== What to produce ==
Retype the records that come next, word for word.

Extracted records:
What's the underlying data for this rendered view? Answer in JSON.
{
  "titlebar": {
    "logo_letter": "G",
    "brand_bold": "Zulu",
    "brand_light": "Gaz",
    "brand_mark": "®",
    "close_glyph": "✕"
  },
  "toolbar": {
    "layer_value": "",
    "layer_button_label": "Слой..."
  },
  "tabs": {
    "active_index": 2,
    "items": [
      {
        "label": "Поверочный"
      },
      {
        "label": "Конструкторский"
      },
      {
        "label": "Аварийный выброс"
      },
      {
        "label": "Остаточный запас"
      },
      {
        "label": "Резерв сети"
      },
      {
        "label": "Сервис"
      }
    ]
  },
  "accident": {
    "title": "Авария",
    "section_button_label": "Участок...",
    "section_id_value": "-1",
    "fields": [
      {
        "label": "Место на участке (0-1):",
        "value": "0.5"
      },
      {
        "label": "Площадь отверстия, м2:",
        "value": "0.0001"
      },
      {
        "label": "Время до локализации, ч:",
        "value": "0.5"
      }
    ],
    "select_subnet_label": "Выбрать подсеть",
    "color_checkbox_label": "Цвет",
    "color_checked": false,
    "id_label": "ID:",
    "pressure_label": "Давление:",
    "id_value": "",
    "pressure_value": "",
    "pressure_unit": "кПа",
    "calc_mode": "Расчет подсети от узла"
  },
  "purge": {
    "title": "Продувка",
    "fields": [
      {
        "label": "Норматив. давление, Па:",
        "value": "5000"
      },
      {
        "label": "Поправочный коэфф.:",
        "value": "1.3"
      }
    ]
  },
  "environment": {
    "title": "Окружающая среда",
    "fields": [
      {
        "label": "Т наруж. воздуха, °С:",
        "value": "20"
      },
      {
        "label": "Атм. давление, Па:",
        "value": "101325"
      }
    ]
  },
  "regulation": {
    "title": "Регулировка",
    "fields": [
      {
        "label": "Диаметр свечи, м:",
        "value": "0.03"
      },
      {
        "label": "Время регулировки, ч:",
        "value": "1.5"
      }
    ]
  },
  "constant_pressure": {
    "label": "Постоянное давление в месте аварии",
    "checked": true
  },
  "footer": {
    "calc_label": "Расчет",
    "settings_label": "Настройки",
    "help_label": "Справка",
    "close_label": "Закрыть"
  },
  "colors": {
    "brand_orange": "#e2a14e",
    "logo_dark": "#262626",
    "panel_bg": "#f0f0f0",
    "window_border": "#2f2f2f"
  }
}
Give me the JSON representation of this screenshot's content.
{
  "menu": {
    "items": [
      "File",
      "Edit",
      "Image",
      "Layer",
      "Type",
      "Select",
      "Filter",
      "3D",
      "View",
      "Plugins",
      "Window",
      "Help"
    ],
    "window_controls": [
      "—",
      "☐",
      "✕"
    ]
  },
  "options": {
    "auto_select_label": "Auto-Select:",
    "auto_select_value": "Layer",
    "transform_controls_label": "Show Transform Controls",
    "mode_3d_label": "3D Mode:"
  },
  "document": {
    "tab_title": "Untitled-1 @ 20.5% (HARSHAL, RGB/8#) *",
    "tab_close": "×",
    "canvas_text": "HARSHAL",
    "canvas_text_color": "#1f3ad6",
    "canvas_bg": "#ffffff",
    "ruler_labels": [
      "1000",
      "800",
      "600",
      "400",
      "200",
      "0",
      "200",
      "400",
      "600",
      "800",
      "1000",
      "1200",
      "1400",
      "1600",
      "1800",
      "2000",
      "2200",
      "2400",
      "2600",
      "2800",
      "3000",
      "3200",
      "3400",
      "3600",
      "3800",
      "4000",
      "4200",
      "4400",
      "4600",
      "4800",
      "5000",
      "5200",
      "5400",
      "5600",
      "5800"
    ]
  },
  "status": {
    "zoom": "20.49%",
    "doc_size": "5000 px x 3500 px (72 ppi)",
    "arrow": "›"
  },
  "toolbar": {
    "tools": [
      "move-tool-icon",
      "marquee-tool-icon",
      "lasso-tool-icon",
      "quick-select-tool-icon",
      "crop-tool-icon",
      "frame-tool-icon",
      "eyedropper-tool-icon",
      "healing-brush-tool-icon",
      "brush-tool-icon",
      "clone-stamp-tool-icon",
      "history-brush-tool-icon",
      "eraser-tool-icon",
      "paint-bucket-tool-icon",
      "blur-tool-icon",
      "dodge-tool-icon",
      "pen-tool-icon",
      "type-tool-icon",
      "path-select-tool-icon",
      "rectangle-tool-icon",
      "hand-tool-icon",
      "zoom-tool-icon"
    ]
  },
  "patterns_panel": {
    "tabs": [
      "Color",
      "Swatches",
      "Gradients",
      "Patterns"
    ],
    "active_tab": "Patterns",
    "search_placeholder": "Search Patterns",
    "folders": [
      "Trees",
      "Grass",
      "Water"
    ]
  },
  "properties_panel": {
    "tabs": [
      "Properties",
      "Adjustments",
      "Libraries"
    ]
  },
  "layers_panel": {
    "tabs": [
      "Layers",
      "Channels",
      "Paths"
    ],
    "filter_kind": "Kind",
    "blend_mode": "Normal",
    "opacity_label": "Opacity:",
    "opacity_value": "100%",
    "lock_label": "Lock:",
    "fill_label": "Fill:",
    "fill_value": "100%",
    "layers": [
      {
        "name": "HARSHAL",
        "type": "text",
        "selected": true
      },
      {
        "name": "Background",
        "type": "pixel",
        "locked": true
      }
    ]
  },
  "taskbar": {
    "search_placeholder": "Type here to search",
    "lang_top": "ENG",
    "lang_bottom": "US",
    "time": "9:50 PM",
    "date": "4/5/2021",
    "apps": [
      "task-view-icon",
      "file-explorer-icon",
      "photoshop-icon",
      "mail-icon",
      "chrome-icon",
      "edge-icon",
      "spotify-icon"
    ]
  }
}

== Answer for the task ==
What's the underlying data for this rendered view? Answer in JSON.
{
  "titlebar": {
    "logo_letter": "G",
    "brand_bold": "Zulu",
    "brand_light": "Gaz",
    "brand_mark": "®",
    "close_glyph": "✕"
  },
  "toolbar": {
    "layer_value": "",
    "layer_button_label": "Слой..."
  },
  "tabs": {
    "active_index": 2,
    "items": [
      {
        "label": "Поверочный"
      },
      {
        "label": "Конструкторский"
      },
      {
        "label": "Аварийный выброс"
      },
      {
        "label": "Остаточный запас"
      },
      {
        "label": "Резерв сети"
      },
      {
        "label": "Сервис"
      }
    ]
  },
  "accident": {
    "title": "Авария",
    "section_button_label": "Участок...",
    "section_id_value": "-1",
    "fields": [
      {
        "label": "Место на участке (0-1):",
        "value": "0.5"
      },
      {
        "label": "Площадь отверстия, м2:",
        "value": "0.0001"
      },
      {
        "label": "Время до локализации, ч:",
        "value": "0.5"
      }
    ],
    "select_subnet_label": "Выбрать подсеть",
    "color_checkbox_label": "Цвет",
    "color_checked": false,
    "id_label": "ID:",
    "pressure_label": "Давление:",
    "id_value": "",
    "pressure_value": "",
    "pressure_unit": "кПа",
    "calc_mode": "Расчет подсети от узла"
  },
  "purge": {
    "title": "Продувка",
    "fields": [
      {
        "label": "Норматив. давление, Па:",
        "value": "5000"
      },
      {
        "label": "Поправочный коэфф.:",
        "value": "1.3"
      }
    ]
  },
  "environment": {
    "title": "Окружающая среда",
    "fields": [
      {
        "label": "Т наруж. воздуха, °С:",
        "value": "20"
      },
      {
        "label": "Атм. давление, Па:",
        "value": "101325"
      }
    ]
  },
  "regulation": {
    "title": "Регулировка",
    "fields": [
      {
        "label": "Диаметр свечи, м:",
        "value": "0.03"
      },
      {
        "label": "Время регулировки, ч:",
        "value": "1.5"
      }
    ]
  },
  "constant_pressure": {
    "label": "Постоянное давление в месте аварии",
    "checked": true
  },
  "footer": {
    "calc_label": "Расчет",
    "settings_label": "Настройки",
    "help_label": "Справка",
    "close_label": "Закрыть"
  },
  "colors": {
    "brand_orange": "#e2a14e",
    "logo_dark": "#262626",
    "panel_bg": "#f0f0f0",
    "window_border": "#2f2f2f"
  }
}
Give me the JSON representation of this screenshot's content.
{
  "menu": {
    "items": [
      "File",
      "Edit",
      "Image",
      "Layer",
      "Type",
      "Select",
      "Filter",
      "3D",
      "View",
      "Plugins",
      "Window",
      "Help"
    ],
    "window_controls": [
      "—",
      "☐",
      "✕"
    ]
  },
  "options": {
    "auto_select_label": "Auto-Select:",
    "auto_select_value": "Layer",
    "transform_controls_label": "Show Transform Controls",
    "mode_3d_label": "3D Mode:"
  },
  "document": {
    "tab_title": "Untitled-1 @ 20.5% (HARSHAL, RGB/8#) *",
    "tab_close": "×",
    "canvas_text": "HARSHAL",
    "canvas_text_color": "#1f3ad6",
    "canvas_bg": "#ffffff",
    "ruler_labels": [
      "1000",
      "800",
      "600",
      "400",
      "200",
      "0",
      "200",
      "400",
      "600",
      "800",
      "1000",
      "1200",
      "1400",
      "1600",
      "1800",
      "2000",
      "2200",
      "2400",
      "2600",
      "2800",
      "3000",
      "3200",
      "3400",
      "3600",
      "3800",
      "4000",
      "4200",
      "4400",
      "4600",
      "4800",
      "5000",
      "5200",
      "5400",
      "5600",
      "5800"
    ]
  },
  "status": {
    "zoom": "20.49%",
    "doc_size": "5000 px x 3500 px (72 ppi)",
    "arrow": "›"
  },
  "toolbar": {
    "tools": [
      "move-tool-icon",
      "marquee-tool-icon",
      "lasso-tool-icon",
      "quick-select-tool-icon",
      "crop-tool-icon",
      "frame-tool-icon",
      "eyedropper-tool-icon",
      "healing-brush-tool-icon",
      "brush-tool-icon",
      "clone-stamp-tool-icon",
      "history-brush-tool-icon",
      "eraser-tool-icon",
      "paint-bucket-tool-icon",
      "blur-tool-icon",
      "dodge-tool-icon",
      "pen-tool-icon",
      "type-tool-icon",
      "path-select-tool-icon",
      "rectangle-tool-icon",
      "hand-tool-icon",
      "zoom-tool-icon"
    ]
  },
  "patterns_panel": {
    "tabs": [
      "Color",
      "Swatches",
      "Gradients",
      "Patterns"
    ],
    "active_tab": "Patterns",
    "search_placeholder": "Search Patterns",
    "folders": [
      "Trees",
      "Grass",
      "Water"
    ]
  },
  "properties_panel": {
    "tabs": [
      "Properties",
      "Adjustments",
      "Libraries"
    ]
  },
  "layers_panel": {
    "tabs": [
      "Layers",
      "Channels",
      "Paths"
    ],
    "filter_kind": "Kind",
    "blend_mode": "Normal",
    "opacity_label": "Opacity:",
    "opacity_value": "100%",
    "lock_label": "Lock:",
    "fill_label": "Fill:",
    "fill_value": "100%",
    "layers": [
      {
        "name": "HARSHAL",
        "type": "text",
        "selected": true
      },
      {
        "name": "Background",
        "type": "pixel",
        "locked": true
      }
    ]
  },
  "taskbar": {
    "search_placeholder": "Type here to search",
    "lang_top": "ENG",
    "lang_bottom": "US",
    "time": "9:50 PM",
    "date": "4/5/2021",
    "apps": [
      "task-view-icon",
      "file-explorer-icon",
      "photoshop-icon",
      "mail-icon",
      "chrome-icon",
      "edge-icon",
      "spotify-icon"
    ]
  }
}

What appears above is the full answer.